▶ [EXERCICES PROPOSÉS]
a - Indiquez si chacune des affirmations suivantes est conforme à l’article sur le dialogue social dans les TPE, en répondant par oui ou par non et en citant à l’identique les mots de l’article qui tranchent : (i) la négociation s’est achevée le 22 janvier sur un constat d’échec, après quatre mois d’échanges ; (ii) les TPE y sont définies comme des structures de moins de 20 salariés ; (iii) dans le Nord-Pas-de-Calais, 1100 contrats jeunes ont été signés.
b - Reproduisez fidèlement le passage de l’article sur le dialogue social dans les TPE qui commence aux mots « À la suite de » et s’arrête après les mots « et plus efficace. ».

▶ [TEXTE RETENU]

Dialogue social pour les salariés des TPE : la CFDT maintient le cap

Publié le 29/01/2015 à 17H07
La négociation de modernisation du dialogue social s’est conclue le 22 janvier par un constat d’échec, après quatre mois d’échanges entre les partenaires sociaux. 

À la suite de l’échec de la négociation, le gouvernement a décidé de reprendre la main sur ce dossier. Dans le cadre de la préparation d’une loi à venir, la CFDT a été invitée à élaborer des propositions en faveur d’un dialogue social de qualité et plus efficace.

La CFDT maintient sa reconnaissance du droit à une représentation collective pour chaque salarié et au fait syndical dans et hors l’entreprise.
Finalement, au cours de la négociation, le Medef et l’UPA ont dû accepter le principe d’une représentation universelle. Cette proposition portée par la CFDT incluait tous les salariés, y compris ceux qui travaillent dans des structures de moins de 11 salariés (TPE).

La CFDT a pu démontrer que dans certaines branches professionnelles, le dialogue social territorial de qualité était une réalité. Par exemple :

Dans le domaine de l’agriculture, un accord national de branche entre les partenaires sociaux a permis la création de commissions paritaire d'hygiène, de sécurité et des conditions de travail (CPHSCT). Elles organisent des missions de sensibilisation des salariés aux troubles musculo-squelettique qui représentent à long terme des causes de handicap. Des associations régionales – ou leur pendant départemental – pour l’emploi et la formation professionnelle (Arefa ou Adefa), étudient les besoins dans ce secteur d’activité.

Dans l’artisanat, des commissions paritaires régionales interprofessionnelles de l’artisanat (CPRIA) travaillent sur l’emploi des jeunes, l’apprentissage, la formation professionnelle, les conditions de travail, la santé et l’amélioration des droits sociaux, notamment avec la création de CE inter-entreprises (lire notre article sur la carte Cezam). Ou bien en Languedoc-Roussillon où le dialogue social a permis la signature de plusieurs dizaines de contrats de génération, et dans le Nord-Pas-de-Calais avec la signature de 1100 contrats jeunes.

Pour la CFDT, ces expérimentations sont des démonstrations pérennes d’un dialogue social de qualité qui améliore le quotidien des salariés tout en étant facteur de progrès pour les entreprises.

Entrées de données enregistrées
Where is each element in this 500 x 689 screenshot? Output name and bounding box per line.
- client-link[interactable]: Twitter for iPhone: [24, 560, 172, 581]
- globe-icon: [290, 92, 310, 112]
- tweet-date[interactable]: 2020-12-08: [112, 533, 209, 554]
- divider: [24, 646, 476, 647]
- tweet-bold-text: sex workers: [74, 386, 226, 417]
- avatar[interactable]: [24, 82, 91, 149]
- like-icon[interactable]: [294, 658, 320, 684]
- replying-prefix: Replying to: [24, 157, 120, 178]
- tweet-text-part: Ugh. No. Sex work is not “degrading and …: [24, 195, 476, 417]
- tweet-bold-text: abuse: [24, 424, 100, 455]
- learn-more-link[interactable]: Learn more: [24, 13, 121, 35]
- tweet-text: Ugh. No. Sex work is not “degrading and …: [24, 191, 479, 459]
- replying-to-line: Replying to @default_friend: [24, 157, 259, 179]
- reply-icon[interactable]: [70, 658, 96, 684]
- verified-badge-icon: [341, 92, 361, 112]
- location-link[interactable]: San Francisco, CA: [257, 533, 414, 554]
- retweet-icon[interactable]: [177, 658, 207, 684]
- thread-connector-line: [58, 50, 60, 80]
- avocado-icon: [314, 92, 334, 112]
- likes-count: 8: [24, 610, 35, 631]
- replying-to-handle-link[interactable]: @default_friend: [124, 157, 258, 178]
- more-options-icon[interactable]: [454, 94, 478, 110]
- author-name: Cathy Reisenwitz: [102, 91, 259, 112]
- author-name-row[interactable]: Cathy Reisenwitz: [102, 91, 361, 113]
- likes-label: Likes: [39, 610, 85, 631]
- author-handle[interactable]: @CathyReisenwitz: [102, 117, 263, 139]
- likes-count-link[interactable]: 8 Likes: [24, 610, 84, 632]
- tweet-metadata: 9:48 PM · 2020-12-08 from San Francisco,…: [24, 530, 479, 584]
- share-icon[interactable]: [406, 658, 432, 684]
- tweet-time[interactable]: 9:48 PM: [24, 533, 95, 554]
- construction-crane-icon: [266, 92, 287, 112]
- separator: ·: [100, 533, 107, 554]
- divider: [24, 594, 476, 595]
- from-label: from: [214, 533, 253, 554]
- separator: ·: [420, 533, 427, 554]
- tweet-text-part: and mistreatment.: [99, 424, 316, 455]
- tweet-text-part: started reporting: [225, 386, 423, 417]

▶ [RÉPONSES PAR EXERCICE]
a -
(i) Oui : « s’est conclue le 22 janvier par un constat d’échec, après quatre mois d’échanges ».
(ii) Non : « des structures de moins de 11 salariés (TPE) ».
(iii) Oui : « dans le Nord-Pas-de-Calais avec la signature de 1100 contrats jeunes ».

b -
À la suite de l’échec de la négociation, le gouvernement a décidé de reprendre la main sur ce dossier. Dans le cadre de la préparation d’une loi à venir, la CFDT a été invitée à élaborer des propositions en faveur d’un dialogue social de qualité et plus efficace.